Collect the lines of the entries where "source" shows up.

Figure contents as structured data:
- - - -

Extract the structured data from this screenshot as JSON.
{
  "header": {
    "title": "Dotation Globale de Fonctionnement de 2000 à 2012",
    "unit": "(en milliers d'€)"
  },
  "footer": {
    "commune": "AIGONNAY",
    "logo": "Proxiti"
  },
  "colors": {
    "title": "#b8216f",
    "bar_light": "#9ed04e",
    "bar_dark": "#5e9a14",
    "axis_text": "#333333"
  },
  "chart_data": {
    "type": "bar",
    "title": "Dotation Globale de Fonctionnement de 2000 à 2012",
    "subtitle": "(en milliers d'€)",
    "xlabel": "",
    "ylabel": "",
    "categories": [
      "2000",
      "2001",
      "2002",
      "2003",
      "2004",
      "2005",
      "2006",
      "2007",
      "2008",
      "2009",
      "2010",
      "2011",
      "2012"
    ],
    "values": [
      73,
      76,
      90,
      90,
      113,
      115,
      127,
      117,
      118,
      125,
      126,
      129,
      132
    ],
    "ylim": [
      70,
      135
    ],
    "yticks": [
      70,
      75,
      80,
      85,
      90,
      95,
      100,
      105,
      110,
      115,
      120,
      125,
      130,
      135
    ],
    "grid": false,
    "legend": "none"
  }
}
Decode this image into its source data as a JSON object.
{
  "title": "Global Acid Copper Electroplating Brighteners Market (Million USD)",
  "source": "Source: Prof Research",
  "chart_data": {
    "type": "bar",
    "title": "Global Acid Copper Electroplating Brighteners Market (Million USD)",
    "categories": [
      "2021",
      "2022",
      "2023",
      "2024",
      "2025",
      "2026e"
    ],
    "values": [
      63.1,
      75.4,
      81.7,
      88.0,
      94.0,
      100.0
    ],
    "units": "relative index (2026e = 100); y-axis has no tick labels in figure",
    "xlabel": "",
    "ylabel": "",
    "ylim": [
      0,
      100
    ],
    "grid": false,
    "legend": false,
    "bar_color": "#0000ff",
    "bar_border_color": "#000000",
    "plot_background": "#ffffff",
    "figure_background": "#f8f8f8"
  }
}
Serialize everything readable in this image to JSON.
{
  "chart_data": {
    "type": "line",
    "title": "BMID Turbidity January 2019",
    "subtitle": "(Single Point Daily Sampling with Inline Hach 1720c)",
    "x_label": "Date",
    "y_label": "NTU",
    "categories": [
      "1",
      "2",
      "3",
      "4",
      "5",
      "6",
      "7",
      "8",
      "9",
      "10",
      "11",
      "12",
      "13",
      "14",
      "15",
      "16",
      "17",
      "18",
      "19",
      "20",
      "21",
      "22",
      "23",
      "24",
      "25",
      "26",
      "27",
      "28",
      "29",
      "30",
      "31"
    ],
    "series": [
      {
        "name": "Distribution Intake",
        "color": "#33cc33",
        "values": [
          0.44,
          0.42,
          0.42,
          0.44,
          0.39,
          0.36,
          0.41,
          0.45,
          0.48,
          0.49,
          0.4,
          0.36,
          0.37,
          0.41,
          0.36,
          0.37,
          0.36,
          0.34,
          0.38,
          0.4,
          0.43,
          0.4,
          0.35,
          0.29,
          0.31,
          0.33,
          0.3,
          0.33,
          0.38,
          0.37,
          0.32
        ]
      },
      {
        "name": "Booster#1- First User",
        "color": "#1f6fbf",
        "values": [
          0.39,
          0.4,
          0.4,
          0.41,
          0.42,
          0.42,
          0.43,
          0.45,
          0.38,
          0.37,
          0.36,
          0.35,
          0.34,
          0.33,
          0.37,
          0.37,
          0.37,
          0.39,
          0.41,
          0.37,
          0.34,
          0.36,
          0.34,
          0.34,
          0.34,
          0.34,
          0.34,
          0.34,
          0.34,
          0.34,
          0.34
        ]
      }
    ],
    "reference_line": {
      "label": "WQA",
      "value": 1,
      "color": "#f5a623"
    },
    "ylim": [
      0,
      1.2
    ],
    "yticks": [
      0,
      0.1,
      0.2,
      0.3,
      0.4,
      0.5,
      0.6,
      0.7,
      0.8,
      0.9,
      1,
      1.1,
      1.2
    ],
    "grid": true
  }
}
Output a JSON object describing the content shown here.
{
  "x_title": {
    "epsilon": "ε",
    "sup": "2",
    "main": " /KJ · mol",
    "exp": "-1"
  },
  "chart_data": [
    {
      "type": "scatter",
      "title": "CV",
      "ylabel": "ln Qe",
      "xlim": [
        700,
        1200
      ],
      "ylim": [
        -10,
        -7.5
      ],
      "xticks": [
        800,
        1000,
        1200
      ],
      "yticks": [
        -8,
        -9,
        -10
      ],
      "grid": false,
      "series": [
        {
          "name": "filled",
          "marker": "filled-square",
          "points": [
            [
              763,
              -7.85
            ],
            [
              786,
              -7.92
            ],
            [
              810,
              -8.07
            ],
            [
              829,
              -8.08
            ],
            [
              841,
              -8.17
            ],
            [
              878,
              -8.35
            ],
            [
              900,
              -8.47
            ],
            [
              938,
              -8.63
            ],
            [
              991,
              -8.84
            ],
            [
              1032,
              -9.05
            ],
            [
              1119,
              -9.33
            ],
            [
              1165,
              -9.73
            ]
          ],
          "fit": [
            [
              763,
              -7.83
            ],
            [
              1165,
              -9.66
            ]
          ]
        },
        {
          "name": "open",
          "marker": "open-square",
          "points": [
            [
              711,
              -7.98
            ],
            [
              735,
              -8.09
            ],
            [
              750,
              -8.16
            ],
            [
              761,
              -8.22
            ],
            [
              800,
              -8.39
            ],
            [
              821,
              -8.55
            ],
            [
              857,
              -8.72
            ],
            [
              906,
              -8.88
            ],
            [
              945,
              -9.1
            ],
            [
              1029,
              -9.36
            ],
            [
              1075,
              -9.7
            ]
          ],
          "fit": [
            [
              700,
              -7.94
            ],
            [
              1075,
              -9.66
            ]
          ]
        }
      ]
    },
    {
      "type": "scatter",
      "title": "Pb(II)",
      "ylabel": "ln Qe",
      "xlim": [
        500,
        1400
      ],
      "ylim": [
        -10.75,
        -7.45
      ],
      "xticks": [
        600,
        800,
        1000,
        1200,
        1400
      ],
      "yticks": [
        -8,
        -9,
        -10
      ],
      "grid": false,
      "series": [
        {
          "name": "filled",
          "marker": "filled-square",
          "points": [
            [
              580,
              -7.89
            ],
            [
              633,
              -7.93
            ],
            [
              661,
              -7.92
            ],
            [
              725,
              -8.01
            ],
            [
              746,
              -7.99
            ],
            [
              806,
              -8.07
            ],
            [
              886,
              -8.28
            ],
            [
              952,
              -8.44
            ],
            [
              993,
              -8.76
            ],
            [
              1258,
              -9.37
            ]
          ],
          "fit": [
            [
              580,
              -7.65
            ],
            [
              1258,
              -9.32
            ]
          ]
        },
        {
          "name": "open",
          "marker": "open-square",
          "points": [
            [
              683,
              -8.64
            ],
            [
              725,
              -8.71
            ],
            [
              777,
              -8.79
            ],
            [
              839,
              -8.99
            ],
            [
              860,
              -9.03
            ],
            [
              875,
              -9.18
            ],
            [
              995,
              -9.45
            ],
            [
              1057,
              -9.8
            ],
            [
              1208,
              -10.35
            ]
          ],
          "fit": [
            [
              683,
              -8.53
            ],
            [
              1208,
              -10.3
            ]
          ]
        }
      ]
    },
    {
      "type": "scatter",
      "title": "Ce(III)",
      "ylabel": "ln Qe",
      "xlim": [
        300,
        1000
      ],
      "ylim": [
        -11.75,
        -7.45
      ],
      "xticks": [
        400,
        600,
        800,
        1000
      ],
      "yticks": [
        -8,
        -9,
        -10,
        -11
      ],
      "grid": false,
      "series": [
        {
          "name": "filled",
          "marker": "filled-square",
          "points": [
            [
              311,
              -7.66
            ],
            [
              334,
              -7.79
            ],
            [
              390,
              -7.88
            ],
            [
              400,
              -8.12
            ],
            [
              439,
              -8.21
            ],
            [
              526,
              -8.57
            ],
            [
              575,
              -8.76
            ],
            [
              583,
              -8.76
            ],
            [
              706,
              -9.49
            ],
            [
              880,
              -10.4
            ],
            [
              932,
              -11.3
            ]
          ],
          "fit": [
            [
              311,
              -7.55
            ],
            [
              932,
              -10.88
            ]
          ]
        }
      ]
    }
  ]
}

- - - -

◆ **Exercise solution**:
Decode this image into its source data as a JSON object.
  "source": "Source: Prof Research",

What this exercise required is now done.